Saved data entries
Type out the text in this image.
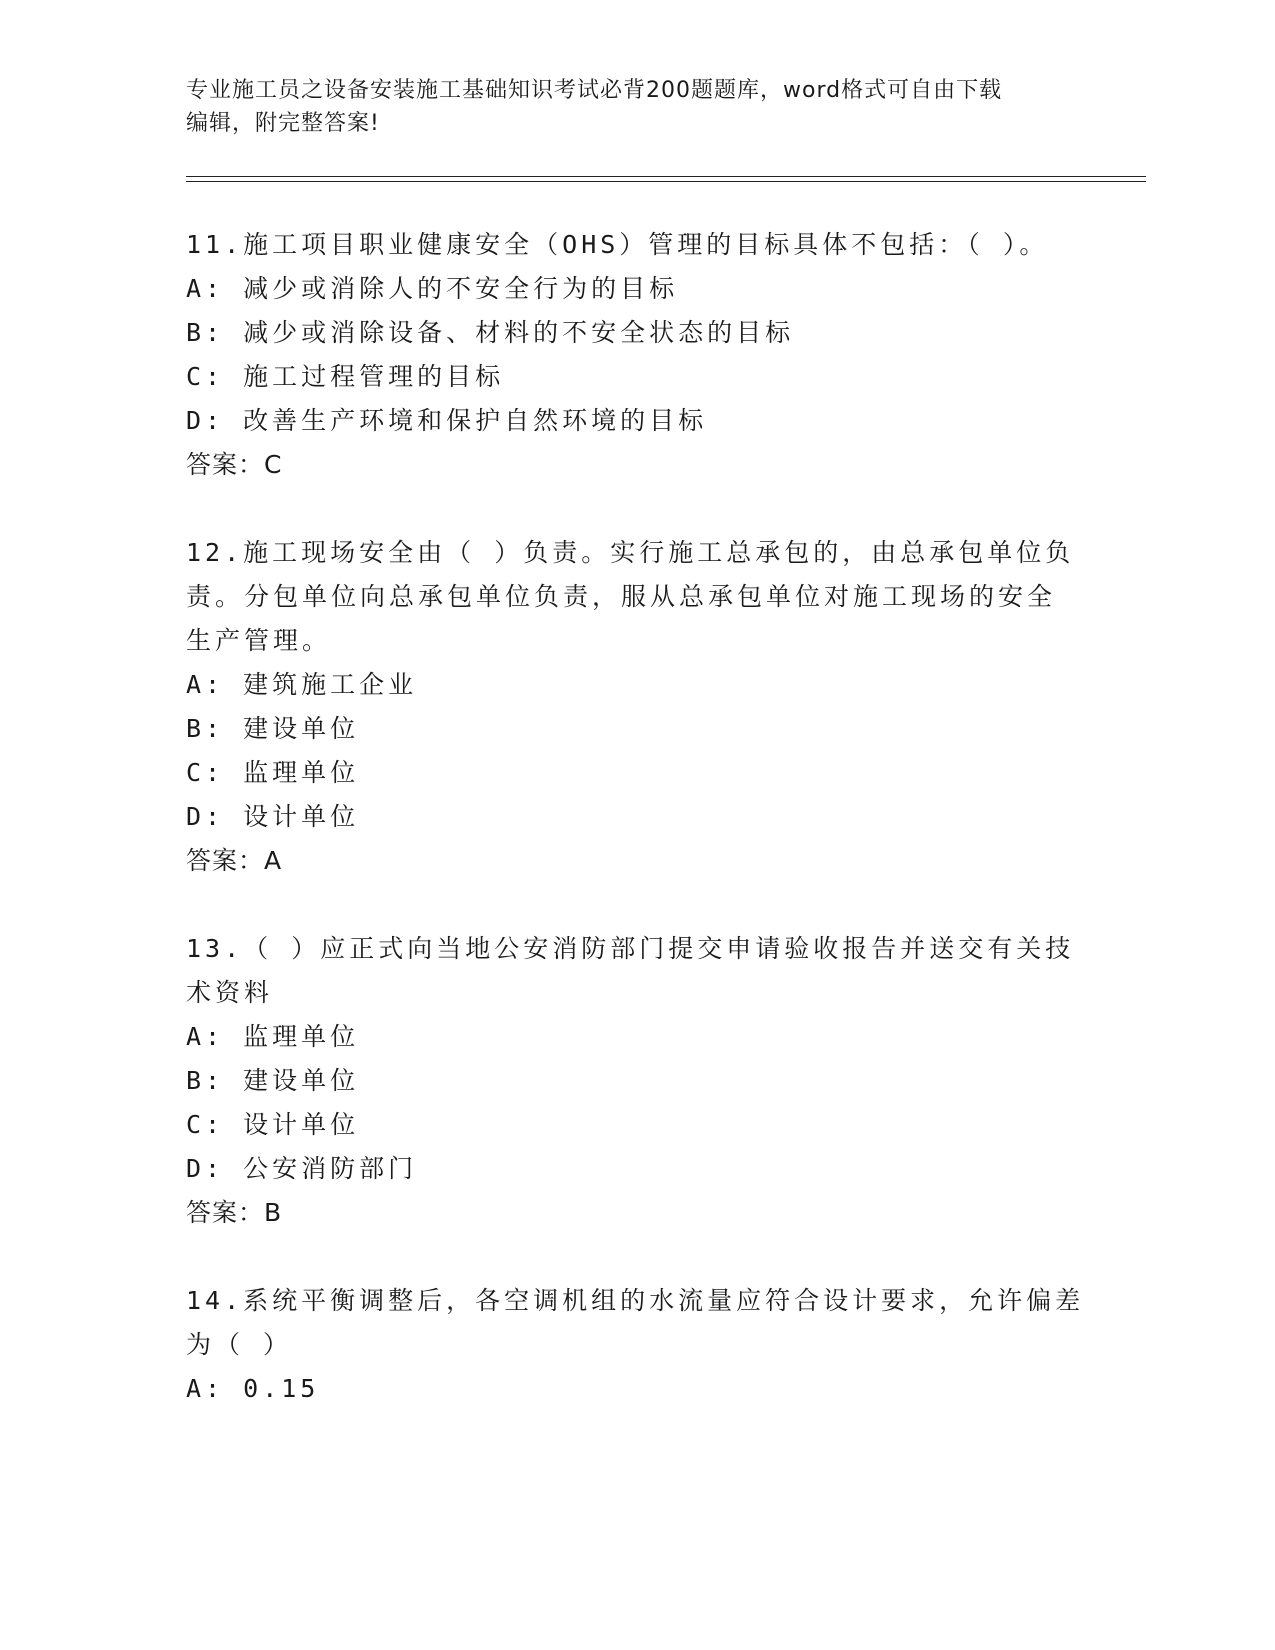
专业施工员之设备安装施工基础知识考试必背200题题库，word格式可自由下载
编辑，附完整答案!
11.施工项目职业健康安全（OHS）管理的目标具体不包括：（ ）。
A: 减少或消除人的不安全行为的目标
B: 减少或消除设备、材料的不安全状态的目标
C: 施工过程管理的目标
D: 改善生产环境和保护自然环境的目标
答案：C
12.施工现场安全由（ ）负责。实行施工总承包的，由总承包单位负
责。分包单位向总承包单位负责，服从总承包单位对施工现场的安全
生产管理。
A: 建筑施工企业
B: 建设单位
C: 监理单位
D: 设计单位
答案：A
13.（ ）应正式向当地公安消防部门提交申请验收报告并送交有关技
术资料
A: 监理单位
B: 建设单位
C: 设计单位
D: 公安消防部门
答案：B
14.系统平衡调整后，各空调机组的水流量应符合设计要求，允许偏差
为（ ）
A: 0.15
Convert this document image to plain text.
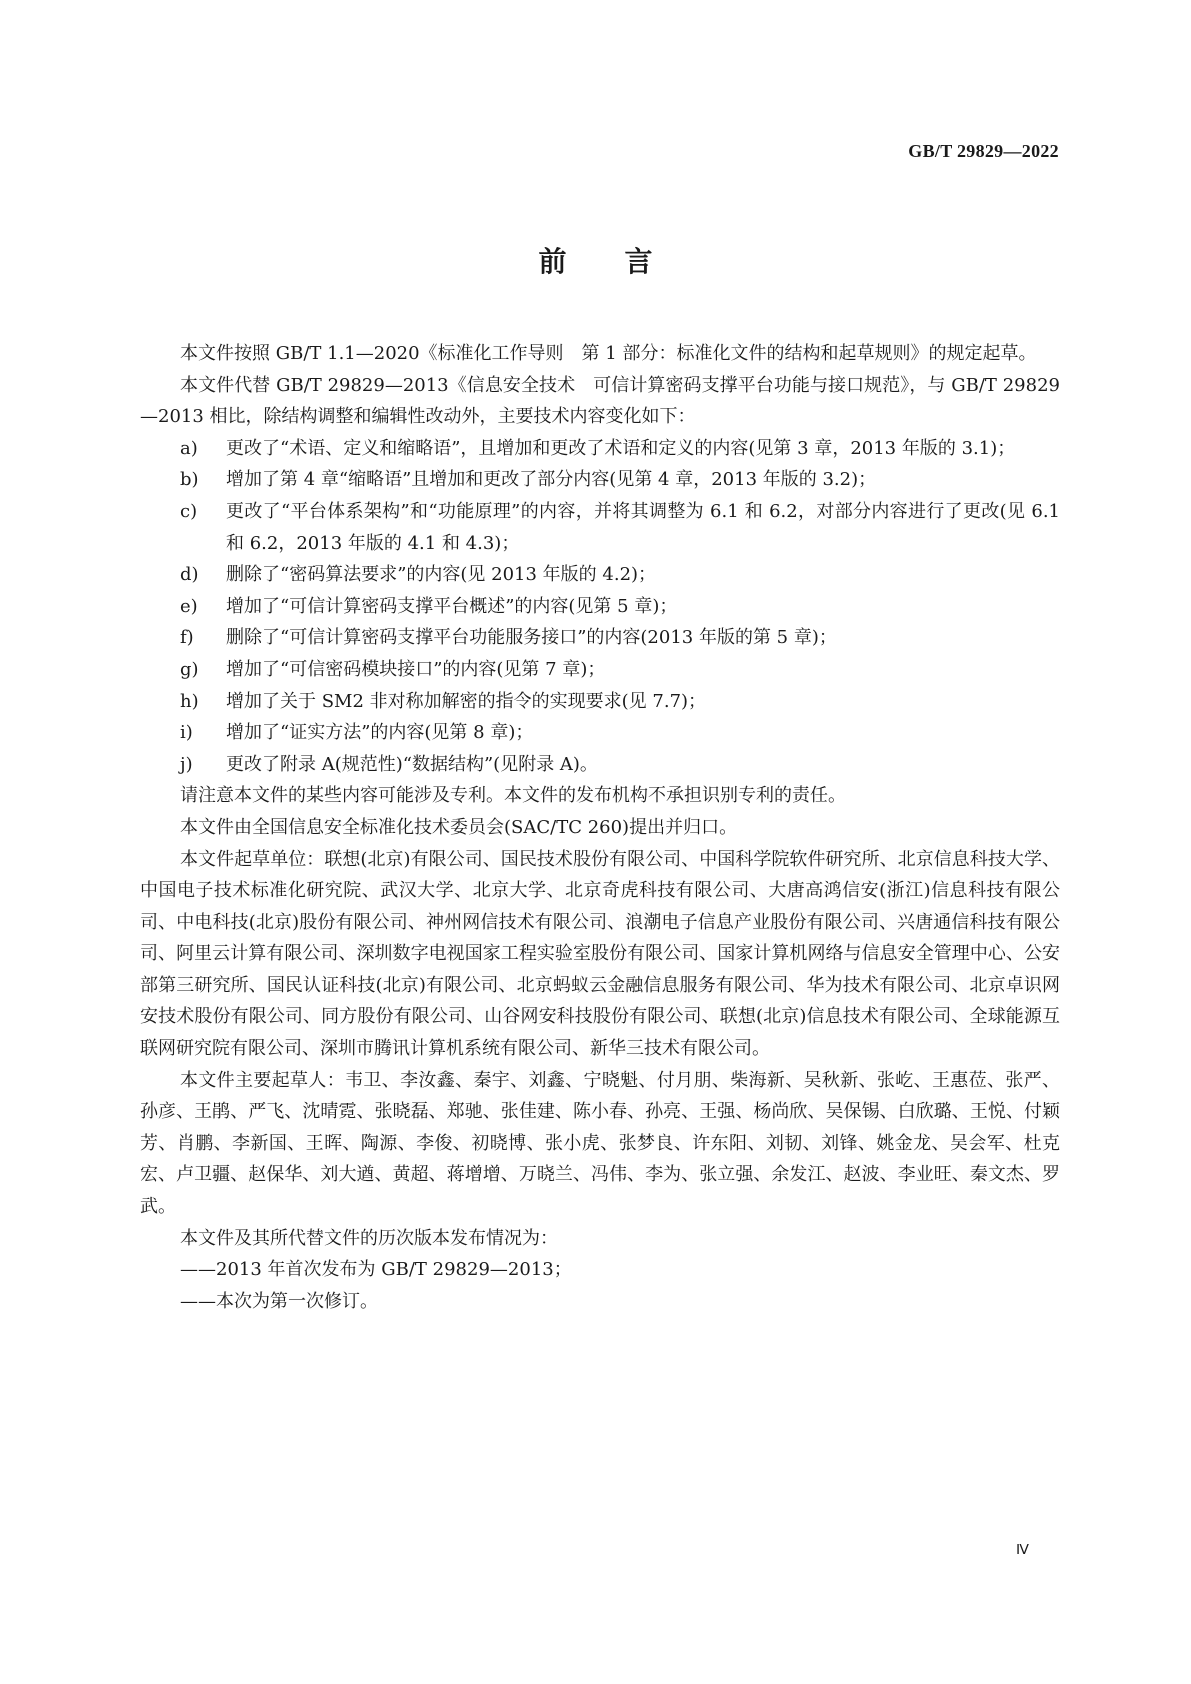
GB/T 29829—2022
前 言

本文件按照 GB/T 1.1—2020《标准化工作导则　第 1 部分：标准化文件的结构和起草规则》的规定起草。

本文件代替 GB/T 29829—2013《信息安全技术　可信计算密码支撑平台功能与接口规范》，与 GB/T 29829—2013 相比，除结构调整和编辑性改动外，主要技术内容变化如下：

a) 更改了“术语、定义和缩略语”，且增加和更改了术语和定义的内容(见第 3 章，2013 年版的 3.1)；

b) 增加了第 4 章“缩略语”且增加和更改了部分内容(见第 4 章，2013 年版的 3.2)；

c) 更改了“平台体系架构”和“功能原理”的内容，并将其调整为 6.1 和 6.2，对部分内容进行了更改(见 6.1 和 6.2，2013 年版的 4.1 和 4.3)；

d) 删除了“密码算法要求”的内容(见 2013 年版的 4.2)；

e) 增加了“可信计算密码支撑平台概述”的内容(见第 5 章)；

f) 删除了“可信计算密码支撑平台功能服务接口”的内容(2013 年版的第 5 章)；

g) 增加了“可信密码模块接口”的内容(见第 7 章)；

h) 增加了关于 SM2 非对称加解密的指令的实现要求(见 7.7)；

i) 增加了“证实方法”的内容(见第 8 章)；

j) 更改了附录 A(规范性)“数据结构”(见附录 A)。

请注意本文件的某些内容可能涉及专利。本文件的发布机构不承担识别专利的责任。

本文件由全国信息安全标准化技术委员会(SAC/TC 260)提出并归口。

本文件起草单位：联想(北京)有限公司、国民技术股份有限公司、中国科学院软件研究所、北京信息科技大学、中国电子技术标准化研究院、武汉大学、北京大学、北京奇虎科技有限公司、大唐高鸿信安(浙江)信息科技有限公司、中电科技(北京)股份有限公司、神州网信技术有限公司、浪潮电子信息产业股份有限公司、兴唐通信科技有限公司、阿里云计算有限公司、深圳数字电视国家工程实验室股份有限公司、国家计算机网络与信息安全管理中心、公安部第三研究所、国民认证科技(北京)有限公司、北京蚂蚁云金融信息服务有限公司、华为技术有限公司、北京卓识网安技术股份有限公司、同方股份有限公司、山谷网安科技股份有限公司、联想(北京)信息技术有限公司、全球能源互联网研究院有限公司、深圳市腾讯计算机系统有限公司、新华三技术有限公司。

本文件主要起草人：韦卫、李汝鑫、秦宇、刘鑫、宁晓魁、付月朋、柴海新、吴秋新、张屹、王惠莅、张严、孙彦、王鹃、严飞、沈晴霓、张晓磊、郑驰、张佳建、陈小春、孙亮、王强、杨尚欣、吴保锡、白欣璐、王悦、付颖芳、肖鹏、李新国、王晖、陶源、李俊、初晓博、张小虎、张梦良、许东阳、刘韧、刘锋、姚金龙、吴会军、杜克宏、卢卫疆、赵保华、刘大遒、黄超、蒋增增、万晓兰、冯伟、李为、张立强、余发江、赵波、李业旺、秦文杰、罗武。

本文件及其所代替文件的历次版本发布情况为：

——2013 年首次发布为 GB/T 29829—2013；

——本次为第一次修订。

Ⅳ
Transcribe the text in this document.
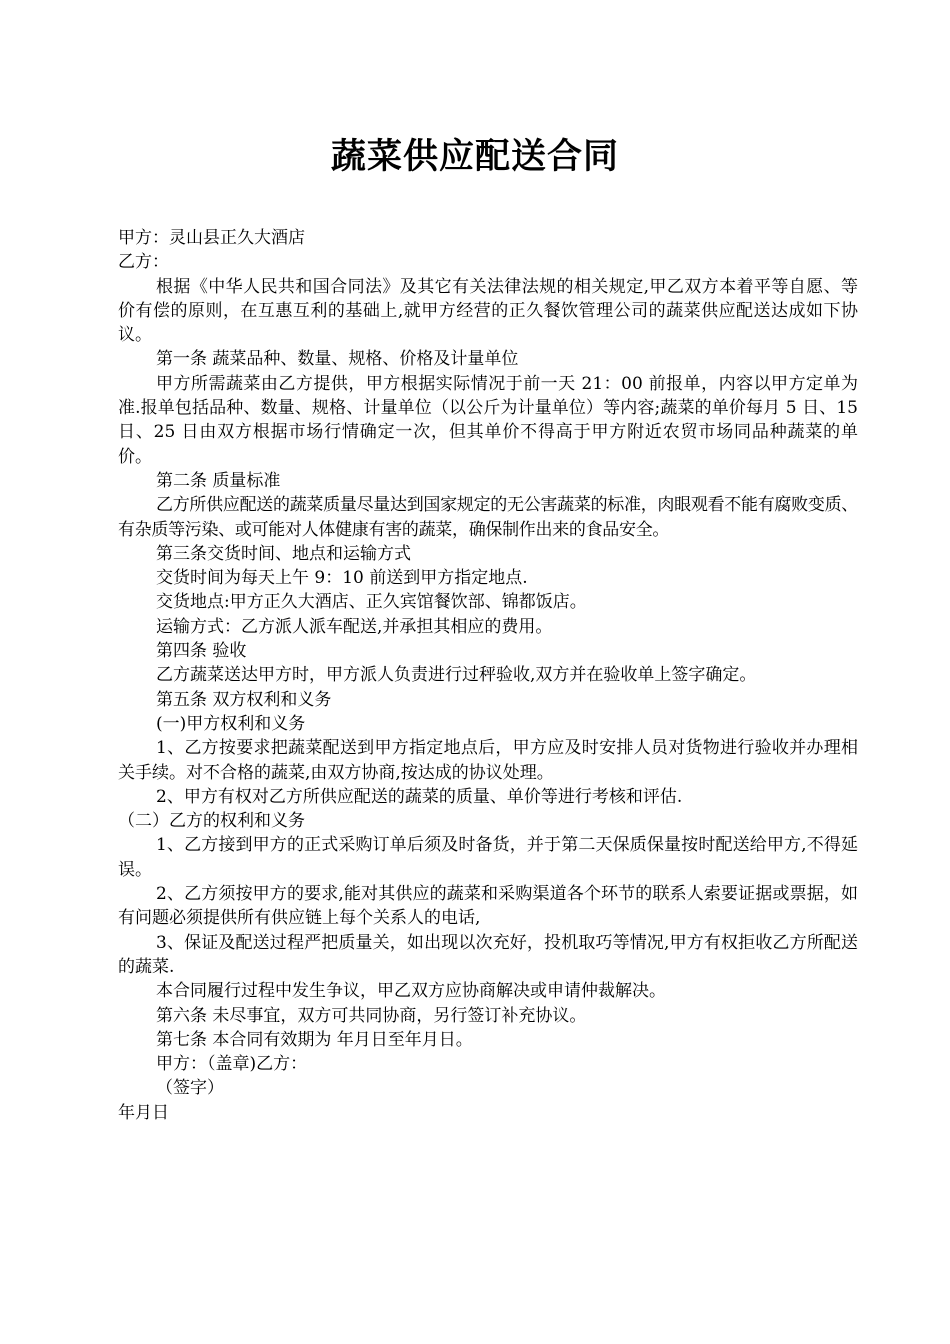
蔬菜供应配送合同

甲方：灵山县正久大酒店

乙方：

根据《中华人民共和国合同法》及其它有关法律法规的相关规定,甲乙双方本着平等自愿、等价有偿的原则，在互惠互利的基础上,就甲方经营的正久餐饮管理公司的蔬菜供应配送达成如下协议。

第一条 蔬菜品种、数量、规格、价格及计量单位

甲方所需蔬菜由乙方提供，甲方根据实际情况于前一天 21：00 前报单，内容以甲方定单为准.报单包括品种、数量、规格、计量单位（以公斤为计量单位）等内容;蔬菜的单价每月 5 日、15 日、25 日由双方根据市场行情确定一次，但其单价不得高于甲方附近农贸市场同品种蔬菜的单价。

第二条 质量标准

乙方所供应配送的蔬菜质量尽量达到国家规定的无公害蔬菜的标准，肉眼观看不能有腐败变质、有杂质等污染、或可能对人体健康有害的蔬菜，确保制作出来的食品安全。

第三条交货时间、地点和运输方式

交货时间为每天上午 9：10 前送到甲方指定地点.

交货地点:甲方正久大酒店、正久宾馆餐饮部、锦都饭店。

运输方式：乙方派人派车配送,并承担其相应的费用。

第四条 验收

乙方蔬菜送达甲方时，甲方派人负责进行过秤验收,双方并在验收单上签字确定。

第五条 双方权利和义务

(一)甲方权利和义务

1、乙方按要求把蔬菜配送到甲方指定地点后，甲方应及时安排人员对货物进行验收并办理相关手续。对不合格的蔬菜,由双方协商,按达成的协议处理。

2、甲方有权对乙方所供应配送的蔬菜的质量、单价等进行考核和评估.

（二）乙方的权利和义务

1、乙方接到甲方的正式采购订单后须及时备货，并于第二天保质保量按时配送给甲方,不得延误。

2、乙方须按甲方的要求,能对其供应的蔬菜和采购渠道各个环节的联系人索要证据或票据，如有问题必须提供所有供应链上每个关系人的电话,

3、保证及配送过程严把质量关，如出现以次充好，投机取巧等情况,甲方有权拒收乙方所配送的蔬菜.

本合同履行过程中发生争议，甲乙双方应协商解决或申请仲裁解决。

第六条 未尽事宜，双方可共同协商，另行签订补充协议。

第七条 本合同有效期为 年月日至年月日。

甲方：（盖章)乙方：

（签字）

年月日
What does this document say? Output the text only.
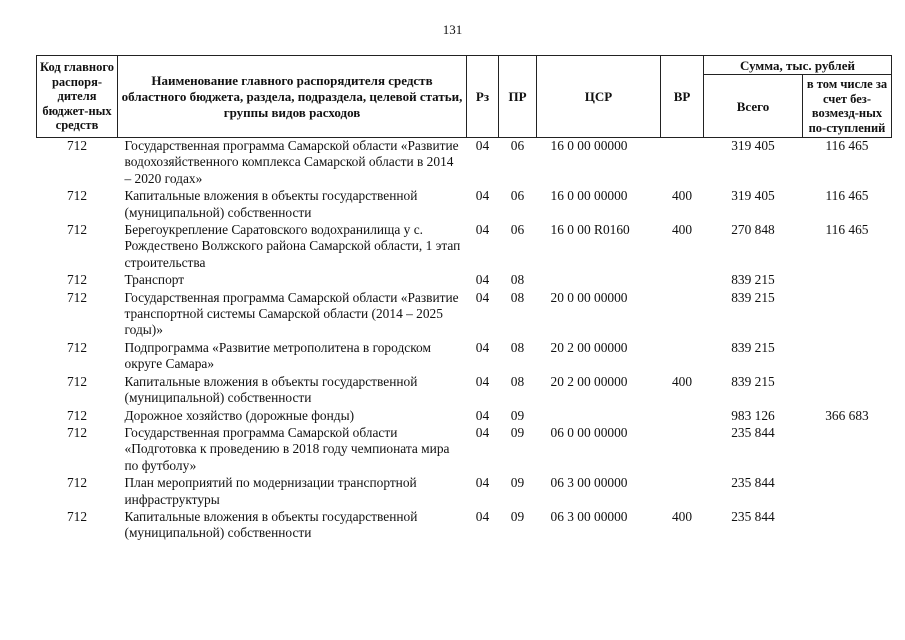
131
Код главного распоря-дителя бюджет-ных средств	Наименование главного распорядителя средств областного бюджета, раздела, подраздела, целевой статьи, группы видов расходов	Рз	ПР	ЦСР	ВР	Сумма, тыс. рублей	
						Всего	в том числе за счет без-возмезд-ных по-ступлений
712	Государственная программа Самарской области «Развитие водохозяйственного комплекса Самарской области в 2014 – 2020 годах»	04	06	16 0 00 00000		319 405	116 465
712	Капитальные вложения в объекты государственной (муниципальной) собственности	04	06	16 0 00 00000	400	319 405	116 465
712	Берегоукрепление Саратовского водохранилища у с. Рождествено Волжского района Самарской области, 1 этап строительства	04	06	16 0 00 R0160	400	270 848	116 465
712	Транспорт	04	08			839 215	
712	Государственная программа Самарской области «Развитие транспортной системы Самарской области (2014 – 2025 годы)»	04	08	20 0 00 00000		839 215	
712	Подпрограмма «Развитие метрополитена в городском округе Самара»	04	08	20 2 00 00000		839 215	
712	Капитальные вложения в объекты государственной (муниципальной) собственности	04	08	20 2 00 00000	400	839 215	
712	Дорожное хозяйство (дорожные фонды)	04	09			983 126	366 683
712	Государственная программа Самарской области «Подготовка к проведению в 2018 году чемпионата мира по футболу»	04	09	06 0 00 00000		235 844	
712	План мероприятий по модернизации транспортной инфраструктуры	04	09	06 3 00 00000		235 844	
712	Капитальные вложения в объекты государственной (муниципальной) собственности	04	09	06 3 00 00000	400	235 844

= Given instruction =
Your task is to gather all lines from the entries above that hold the word "Развитие".

= Expected answer =
712	Государственная программа Самарской области «Развитие водохозяйственного комплекса Самарской области в 2014 – 2020 годах»	04	06	16 0 00 00000		319 405	116 465
712	Государственная программа Самарской области «Развитие транспортной системы Самарской области (2014 – 2025 годы)»	04	08	20 0 00 00000		839 215	
712	Подпрограмма «Развитие метрополитена в городском округе Самара»	04	08	20 2 00 00000		839 215	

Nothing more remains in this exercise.